(Records from a data collection)
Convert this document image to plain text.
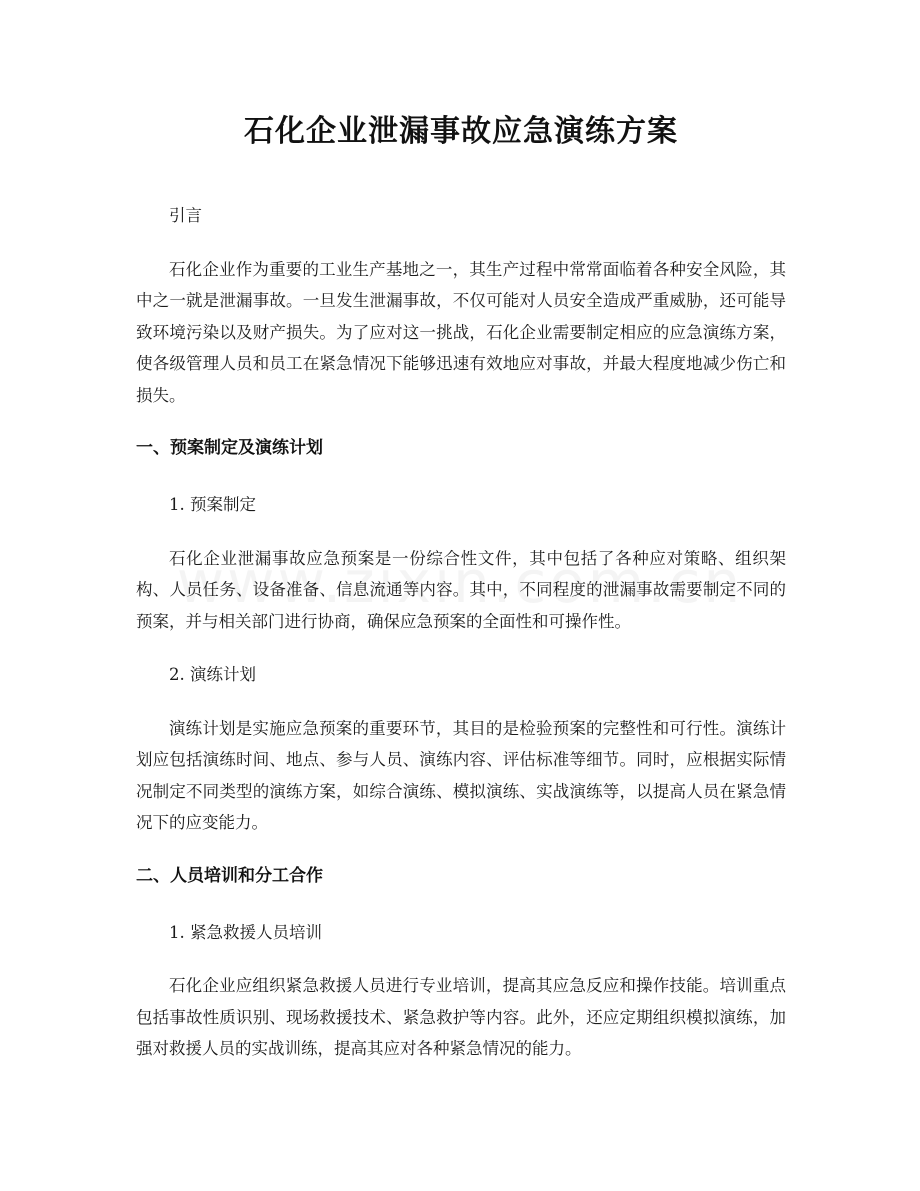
石化企业泄漏事故应急演练方案

引言

石化企业作为重要的工业生产基地之一，其生产过程中常常面临着各种安全风险，其中之一就是泄漏事故。一旦发生泄漏事故，不仅可能对人员安全造成严重威胁，还可能导致环境污染以及财产损失。为了应对这一挑战，石化企业需要制定相应的应急演练方案，使各级管理人员和员工在紧急情况下能够迅速有效地应对事故，并最大程度地减少伤亡和损失。

一、预案制定及演练计划

1. 预案制定

石化企业泄漏事故应急预案是一份综合性文件，其中包括了各种应对策略、组织架构、人员任务、设备准备、信息流通等内容。其中，不同程度的泄漏事故需要制定不同的预案，并与相关部门进行协商，确保应急预案的全面性和可操作性。

2. 演练计划

演练计划是实施应急预案的重要环节，其目的是检验预案的完整性和可行性。演练计划应包括演练时间、地点、参与人员、演练内容、评估标准等细节。同时，应根据实际情况制定不同类型的演练方案，如综合演练、模拟演练、实战演练等，以提高人员在紧急情况下的应变能力。

二、人员培训和分工合作

1. 紧急救援人员培训

石化企业应组织紧急救援人员进行专业培训，提高其应急反应和操作技能。培训重点包括事故性质识别、现场救援技术、紧急救护等内容。此外，还应定期组织模拟演练，加强对救援人员的实战训练，提高其应对各种紧急情况的能力。
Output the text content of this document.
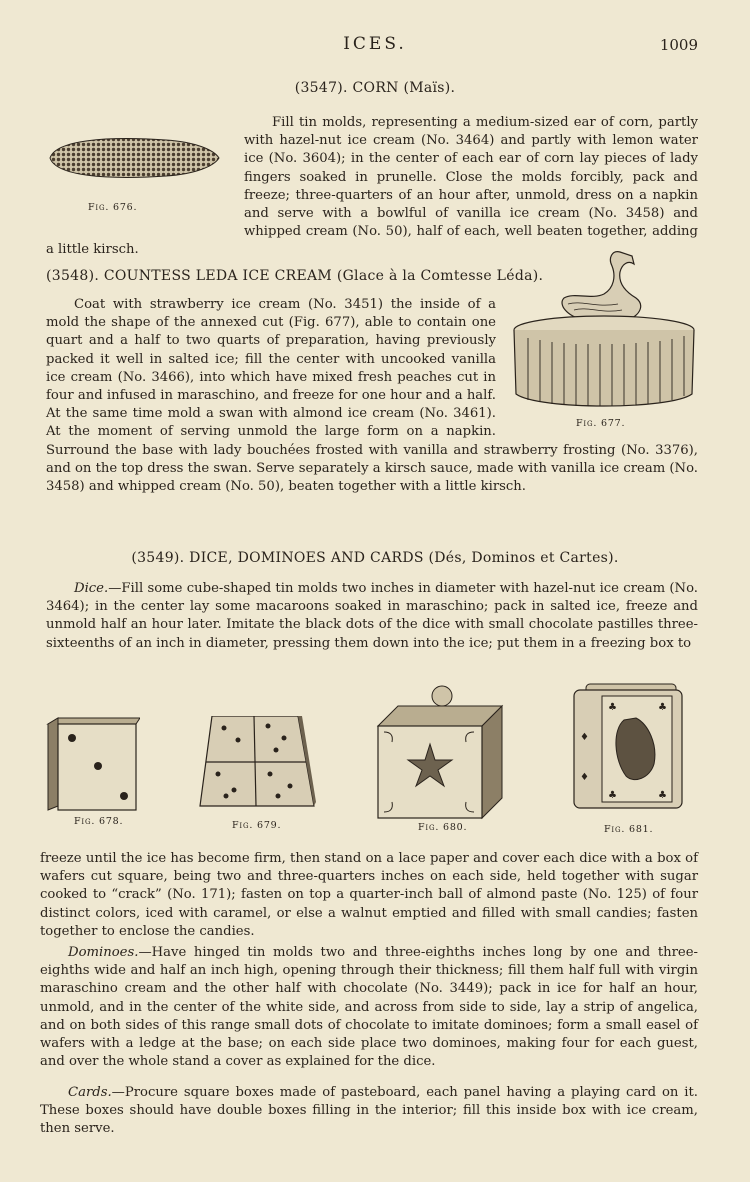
ICES.	1009
(3547). CORN (Maïs).
Fig. 676.

Fill tin molds, representing a medium-sized ear of corn, partly with hazel-nut ice cream (No. 3464) and partly with lemon water ice (No. 3604); in the center of each ear of corn lay pieces of lady fingers soaked in prunelle. Close the molds forcibly, pack and freeze; three-quarters of an hour after, unmold, dress on a napkin and serve with a bowlful of vanilla ice cream (No. 3458) and whipped cream (No. 50), half of each, well beaten together, adding a little kirsch.

(3548). COUNTESS LEDA ICE CREAM (Glace à la Comtesse Léda).
Fig. 677.

Coat with strawberry ice cream (No. 3451) the inside of a mold the shape of the annexed cut (Fig. 677), able to contain one quart and a half to two quarts of preparation, having previously packed it well in salted ice; fill the center with uncooked vanilla ice cream (No. 3466), into which have mixed fresh peaches cut in four and infused in maraschino, and freeze for one hour and a half. At the same time mold a swan with almond ice cream (No. 3461). At the moment of serving unmold the large form on a napkin. Surround the base with lady bouchées frosted with vanilla and strawberry frosting (No. 3376), and on the top dress the swan. Serve separately a kirsch sauce, made with vanilla ice cream (No. 3458) and whipped cream (No. 50), beaten together with a little kirsch.

(3549). DICE, DOMINOES AND CARDS (Dés, Dominos et Cartes).

Dice.—Fill some cube-shaped tin molds two inches in diameter with hazel-nut ice cream (No. 3464); in the center lay some macaroons soaked in maraschino; pack in salted ice, freeze and unmold half an hour later. Imitate the black dots of the dice with small chocolate pastilles three-sixteenths of an inch in diameter, pressing them down into the ice; put them in a freezing box to

Fig. 678.	Fig. 679.	Fig. 680.
♣	♣
♦
♦
♣	♣
Fig. 681.

freeze until the ice has become firm, then stand on a lace paper and cover each dice with a box of wafers cut square, being two and three-quarters inches on each side, held together with sugar cooked to “crack” (No. 171); fasten on top a quarter-inch ball of almond paste (No. 125) of four distinct colors, iced with caramel, or else a walnut emptied and filled with small candies; fasten together to enclose the candies.

Dominoes.—Have hinged tin molds two and three-eighths inches long by one and three-eighths wide and half an inch high, opening through their thickness; fill them half full with virgin maraschino cream and the other half with chocolate (No. 3449); pack in ice for half an hour, unmold, and in the center of the white side, and across from side to side, lay a strip of angelica, and on both sides of this range small dots of chocolate to imitate dominoes; form a small easel of wafers with a ledge at the base; on each side place two dominoes, making four for each guest, and over the whole stand a cover as explained for the dice.

Cards.—Procure square boxes made of pasteboard, each panel having a playing card on it. These boxes should have double boxes filling in the interior; fill this inside box with ice cream, then serve.
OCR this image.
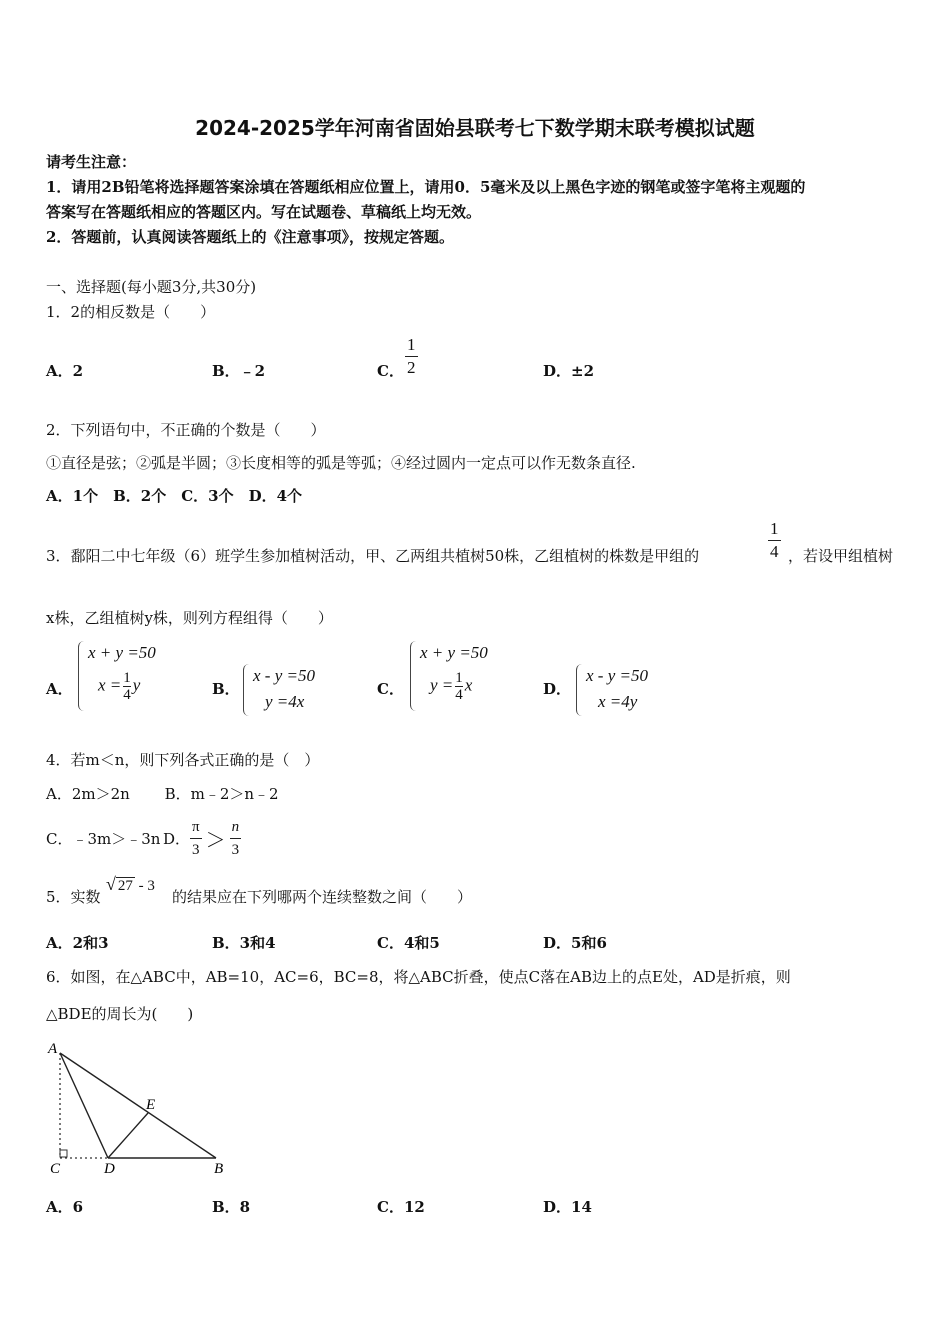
2024-2025学年河南省固始县联考七下数学期末联考模拟试题
请考生注意：
1．请用2B铅笔将选择题答案涂填在答题纸相应位置上，请用0．5毫米及以上黑色字迹的钢笔或签字笔将主观题的
答案写在答题纸相应的答题区内。写在试题卷、草稿纸上均无效。
2．答题前，认真阅读答题纸上的《注意事项》，按规定答题。
一、选择题(每小题3分,共30分)
1．2的相反数是（　　）
A．2	B．﹣2	C． $\frac{1}{2}$	D．±2
2．下列语句中，不正确的个数是（　　）
①直径是弦；②弧是半圆；③长度相等的弧是等弧；④经过圆内一定点可以作无数条直径.
A．1个　B．2个　C．3个　D．4个
3．鄱阳二中七年级（6）班学生参加植树活动，甲、乙两组共植树50株，乙组植树的株数是甲组的	$\frac{1}{4}$ ，若设甲组植树
x株，乙组植树y株，则列方程组得（　　）
A．
x + y =50
$x = \frac{1}{4}$ y	B．
x - y =50
y =4x
C．
x + y =50
$y = \frac{1}{4}$ x	D．
x - y =50
x =4y
4．若m＜n，则下列各式正确的是（　）
A．2m＞2n　　 B．m﹣2＞n﹣2
C．﹣3m＞﹣3n D． $\frac{\pi}{3} > \frac{n}{3}$
5．实数
√ 27 - 3
的结果应在下列哪两个连续整数之间（　　）
A．2和3	B．3和4	C．4和5	D．5和6
6．如图，在△ABC中，AB=10，AC=6，BC=8，将△ABC折叠，使点C落在AB边上的点E处，AD是折痕，则
△BDE的周长为(　　)
A
E
C	D	B
A．6	B．8	C．12	D．14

EXERCISE REQUIREMENTS:
In the copy, include all records verbatim but no images.

EXPECTED ANSWER:
Convert this document image to plain text.
石化企业泄漏事故应急演练方案

引言

石化企业作为重要的工业生产基地之一，其生产过程中常常面临着各种安全风险，其中之一就是泄漏事故。一旦发生泄漏事故，不仅可能对人员安全造成严重威胁，还可能导致环境污染以及财产损失。为了应对这一挑战，石化企业需要制定相应的应急演练方案，使各级管理人员和员工在紧急情况下能够迅速有效地应对事故，并最大程度地减少伤亡和损失。

一、预案制定及演练计划

1. 预案制定

石化企业泄漏事故应急预案是一份综合性文件，其中包括了各种应对策略、组织架构、人员任务、设备准备、信息流通等内容。其中，不同程度的泄漏事故需要制定不同的预案，并与相关部门进行协商，确保应急预案的全面性和可操作性。

2. 演练计划

演练计划是实施应急预案的重要环节，其目的是检验预案的完整性和可行性。演练计划应包括演练时间、地点、参与人员、演练内容、评估标准等细节。同时，应根据实际情况制定不同类型的演练方案，如综合演练、模拟演练、实战演练等，以提高人员在紧急情况下的应变能力。

二、人员培训和分工合作

1. 紧急救援人员培训

石化企业应组织紧急救援人员进行专业培训，提高其应急反应和操作技能。培训重点包括事故性质识别、现场救援技术、紧急救护等内容。此外，还应定期组织模拟演练，加强对救援人员的实战训练，提高其应对各种紧急情况的能力。
Output the text content of this document.
ICES.	1009
(3547). CORN (Maïs).
Fig. 676.

Fill tin molds, representing a medium-sized ear of corn, partly with hazel-nut ice cream (No. 3464) and partly with lemon water ice (No. 3604); in the center of each ear of corn lay pieces of lady fingers soaked in prunelle. Close the molds forcibly, pack and freeze; three-quarters of an hour after, unmold, dress on a napkin and serve with a bowlful of vanilla ice cream (No. 3458) and whipped cream (No. 50), half of each, well beaten together, adding a little kirsch.

(3548). COUNTESS LEDA ICE CREAM (Glace à la Comtesse Léda).
Fig. 677.

Coat with strawberry ice cream (No. 3451) the inside of a mold the shape of the annexed cut (Fig. 677), able to contain one quart and a half to two quarts of preparation, having previously packed it well in salted ice; fill the center with uncooked vanilla ice cream (No. 3466), into which have mixed fresh peaches cut in four and infused in maraschino, and freeze for one hour and a half. At the same time mold a swan with almond ice cream (No. 3461). At the moment of serving unmold the large form on a napkin. Surround the base with lady bouchées frosted with vanilla and strawberry frosting (No. 3376), and on the top dress the swan. Serve separately a kirsch sauce, made with vanilla ice cream (No. 3458) and whipped cream (No. 50), beaten together with a little kirsch.

(3549). DICE, DOMINOES AND CARDS (Dés, Dominos et Cartes).

Dice.—Fill some cube-shaped tin molds two inches in diameter with hazel-nut ice cream (No. 3464); in the center lay some macaroons soaked in maraschino; pack in salted ice, freeze and unmold half an hour later. Imitate the black dots of the dice with small chocolate pastilles three-sixteenths of an inch in diameter, pressing them down into the ice; put them in a freezing box to

Fig. 678.	Fig. 679.	Fig. 680.
♣	♣
♦
♦
♣	♣
Fig. 681.

freeze until the ice has become firm, then stand on a lace paper and cover each dice with a box of wafers cut square, being two and three-quarters inches on each side, held together with sugar cooked to “crack” (No. 171); fasten on top a quarter-inch ball of almond paste (No. 125) of four distinct colors, iced with caramel, or else a walnut emptied and filled with small candies; fasten together to enclose the candies.

Dominoes.—Have hinged tin molds two and three-eighths inches long by one and three-eighths wide and half an inch high, opening through their thickness; fill them half full with virgin maraschino cream and the other half with chocolate (No. 3449); pack in ice for half an hour, unmold, and in the center of the white side, and across from side to side, lay a strip of angelica, and on both sides of this range small dots of chocolate to imitate dominoes; form a small easel of wafers with a ledge at the base; on each side place two dominoes, making four for each guest, and over the whole stand a cover as explained for the dice.

Cards.—Procure square boxes made of pasteboard, each panel having a playing card on it. These boxes should have double boxes filling in the interior; fill this inside box with ice cream, then serve.
OCR this image.
2024-2025学年河南省固始县联考七下数学期末联考模拟试题
请考生注意：
1．请用2B铅笔将选择题答案涂填在答题纸相应位置上，请用0．5毫米及以上黑色字迹的钢笔或签字笔将主观题的
答案写在答题纸相应的答题区内。写在试题卷、草稿纸上均无效。
2．答题前，认真阅读答题纸上的《注意事项》，按规定答题。
一、选择题(每小题3分,共30分)
1．2的相反数是（　　）
A．2	B．﹣2	C． $\frac{1}{2}$	D．±2
2．下列语句中，不正确的个数是（　　）
①直径是弦；②弧是半圆；③长度相等的弧是等弧；④经过圆内一定点可以作无数条直径.
A．1个　B．2个　C．3个　D．4个
3．鄱阳二中七年级（6）班学生参加植树活动，甲、乙两组共植树50株，乙组植树的株数是甲组的	$\frac{1}{4}$ ，若设甲组植树
x株，乙组植树y株，则列方程组得（　　）
A．
x + y =50
$x = \frac{1}{4}$ y	B．
x - y =50
y =4x
C．
x + y =50
$y = \frac{1}{4}$ x	D．
x - y =50
x =4y
4．若m＜n，则下列各式正确的是（　）
A．2m＞2n　　 B．m﹣2＞n﹣2
C．﹣3m＞﹣3n D． $\frac{\pi}{3} > \frac{n}{3}$
5．实数
√ 27 - 3
的结果应在下列哪两个连续整数之间（　　）
A．2和3	B．3和4	C．4和5	D．5和6
6．如图，在△ABC中，AB=10，AC=6，BC=8，将△ABC折叠，使点C落在AB边上的点E处，AD是折痕，则
△BDE的周长为(　　)
A
E
C	D	B
A．6	B．8	C．12	D．14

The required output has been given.